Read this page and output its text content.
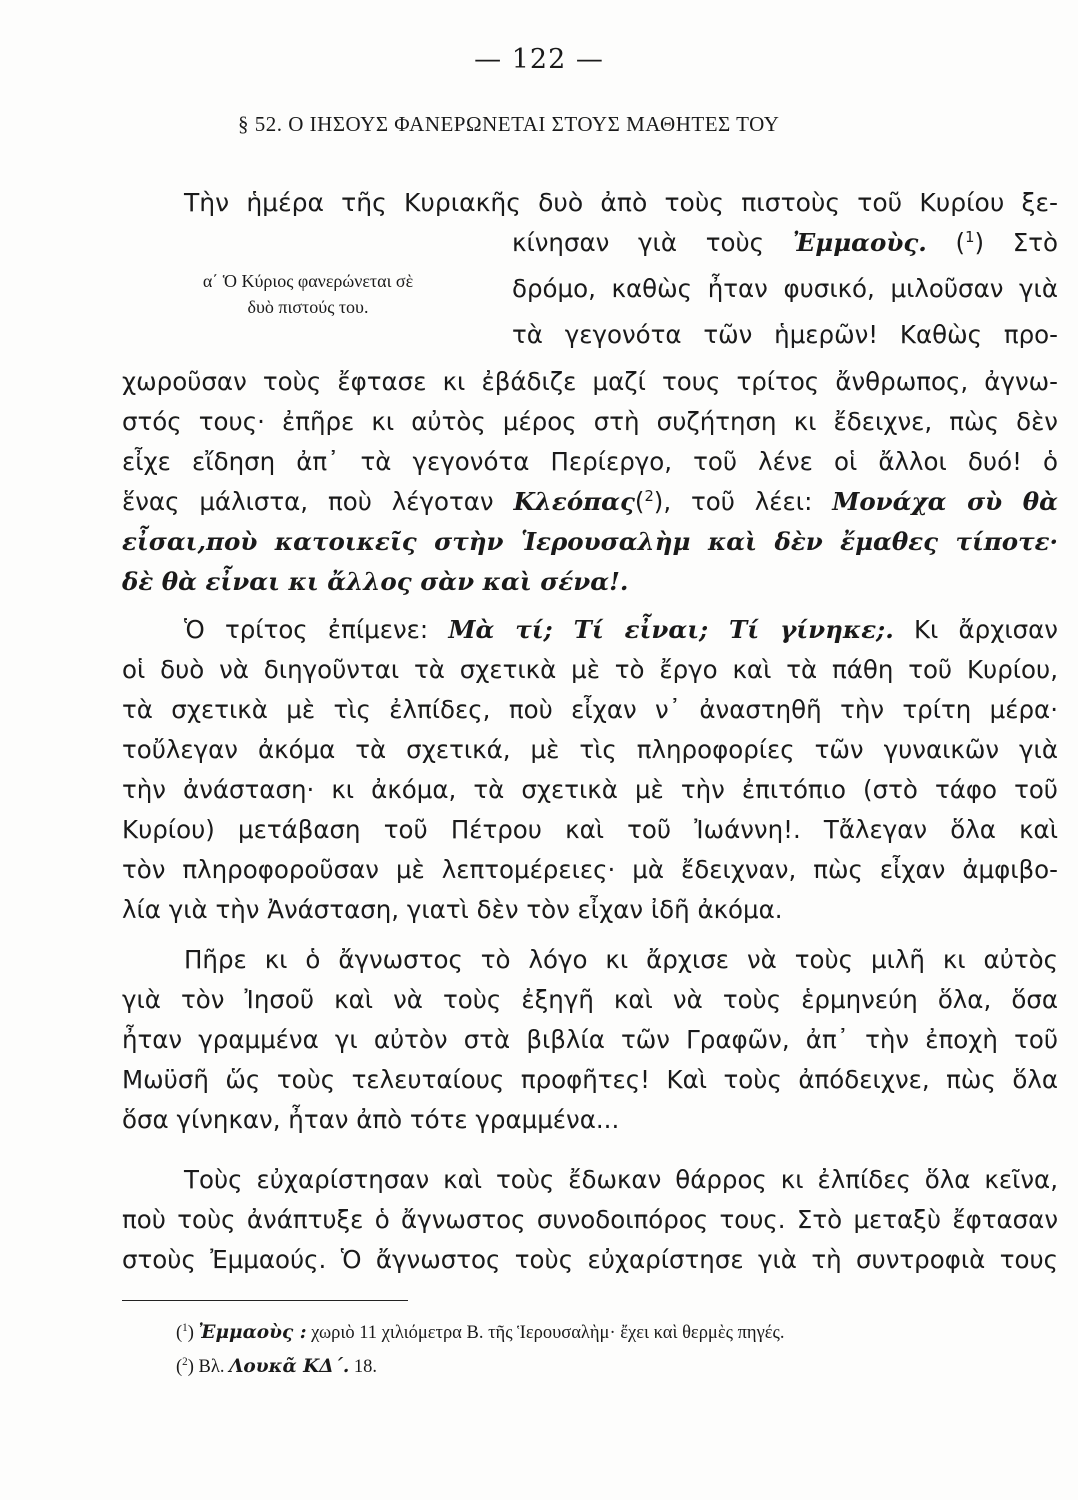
— 122 —
§ 52. Ο ΙΗΣΟΥΣ ΦΑΝΕΡΩΝΕΤΑΙ ΣΤΟΥΣ ΜΑΘΗΤΕΣ ΤΟΥ
Τὴν ἡμέρα τῆς Κυριακῆς δυὸ ἀπὸ τοὺς πιστοὺς τοῦ Κυρίου ξε-
α΄ Ὁ Κύριος φανερώνεται σὲ
δυὸ πιστούς του.
κίνησαν γιὰ τοὺς Ἐμμαοὺς. ($^1$) Στὸ
δρόμο, καθὼς ἦταν φυσικό, μιλοῦσαν γιὰ
τὰ γεγονότα τῶν ἡμερῶν! Καθὼς προ-
χωροῦσαν τοὺς ἔφτασε κι ἐβάδιζε μαζί τους τρίτος ἄνθρωπος, ἀγνω-
στός τους· ἐπῆρε κι αὐτὸς μέρος στὴ συζήτηση κι ἔδειχνε, πὼς δὲν
εἶχε εἴδηση ἀπ᾽ τὰ γεγονότα Περίεργο, τοῦ λένε οἱ ἄλλοι δυό! ὁ
ἕνας μάλιστα, ποὺ λέγοταν Κλεόπας($^2$), τοῦ λέει: Μονάχα σὺ θὰ
εἶσαι,ποὺ κατοικεῖς στὴν Ἱερουσαλὴμ καὶ δὲν ἔμαθες τίποτε·
δὲ θὰ εἶναι κι ἄλλος σὰν καὶ σένα!.
Ὁ τρίτος ἐπίμενε: Μὰ τί; Τί εἶναι; Τί γίνηκε;. Κι ἄρχισαν
οἱ δυὸ νὰ διηγοῦνται τὰ σχετικὰ μὲ τὸ ἔργο καὶ τὰ πάθη τοῦ Κυρίου,
τὰ σχετικὰ μὲ τὶς ἐλπίδες, ποὺ εἶχαν ν᾽ ἀναστηθῆ τὴν τρίτη μέρα·
τοὔλεγαν ἀκόμα τὰ σχετικά, μὲ τὶς πληροφορίες τῶν γυναικῶν γιὰ
τὴν ἀνάσταση· κι ἀκόμα, τὰ σχετικὰ μὲ τὴν ἐπιτόπιο (στὸ τάφο τοῦ
Κυρίου) μετάβαση τοῦ Πέτρου καὶ τοῦ Ἰωάννη!. Τἄλεγαν ὅλα καὶ
τὸν πληροφοροῦσαν μὲ λεπτομέρειες· μὰ ἔδειχναν, πὼς εἶχαν ἀμφιβο-
λία γιὰ τὴν Ἀνάσταση, γιατὶ δὲν τὸν εἶχαν ἰδῆ ἀκόμα.
Πῆρε κι ὁ ἄγνωστος τὸ λόγο κι ἄρχισε νὰ τοὺς μιλῆ κι αὐτὸς
γιὰ τὸν Ἰησοῦ καὶ νὰ τοὺς ἐξηγῆ καὶ νὰ τοὺς ἑρμηνεύη ὅλα, ὅσα
ἦταν γραμμένα γι αὐτὸν στὰ βιβλία τῶν Γραφῶν, ἀπ᾽ τὴν ἐποχὴ τοῦ
Μωϋσῆ ὥς τοὺς τελευταίους προφῆτες! Καὶ τοὺς ἀπόδειχνε, πὼς ὅλα
ὅσα γίνηκαν, ἦταν ἀπὸ τότε γραμμένα...
Τοὺς εὐχαρίστησαν καὶ τοὺς ἔδωκαν θάρρος κι ἐλπίδες ὅλα κεῖνα,
ποὺ τοὺς ἀνάπτυξε ὁ ἄγνωστος συνοδοιπόρος τους. Στὸ μεταξὺ ἔφτασαν
στοὺς Ἐμμαούς. Ὁ ἄγνωστος τοὺς εὐχαρίστησε γιὰ τὴ συντροφιὰ τους
($^1$) Ἐμμαοὺς : χωριὸ 11 χιλιόμετρα Β. τῆς Ἱερουσαλὴμ· ἔχει καὶ θερμὲς πηγές.
($^2$) Βλ. Λουκᾶ ΚΔ΄. 18.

☆ ☆ ☆

Your goal: Filter the records above and return every line that holds the word "Κυρίου".

Exercise response:
Τὴν ἡμέρα τῆς Κυριακῆς δυὸ ἀπὸ τοὺς πιστοὺς τοῦ Κυρίου ξε-
οἱ δυὸ νὰ διηγοῦνται τὰ σχετικὰ μὲ τὸ ἔργο καὶ τὰ πάθη τοῦ Κυρίου,
Κυρίου) μετάβαση τοῦ Πέτρου καὶ τοῦ Ἰωάννη!. Τἄλεγαν ὅλα καὶ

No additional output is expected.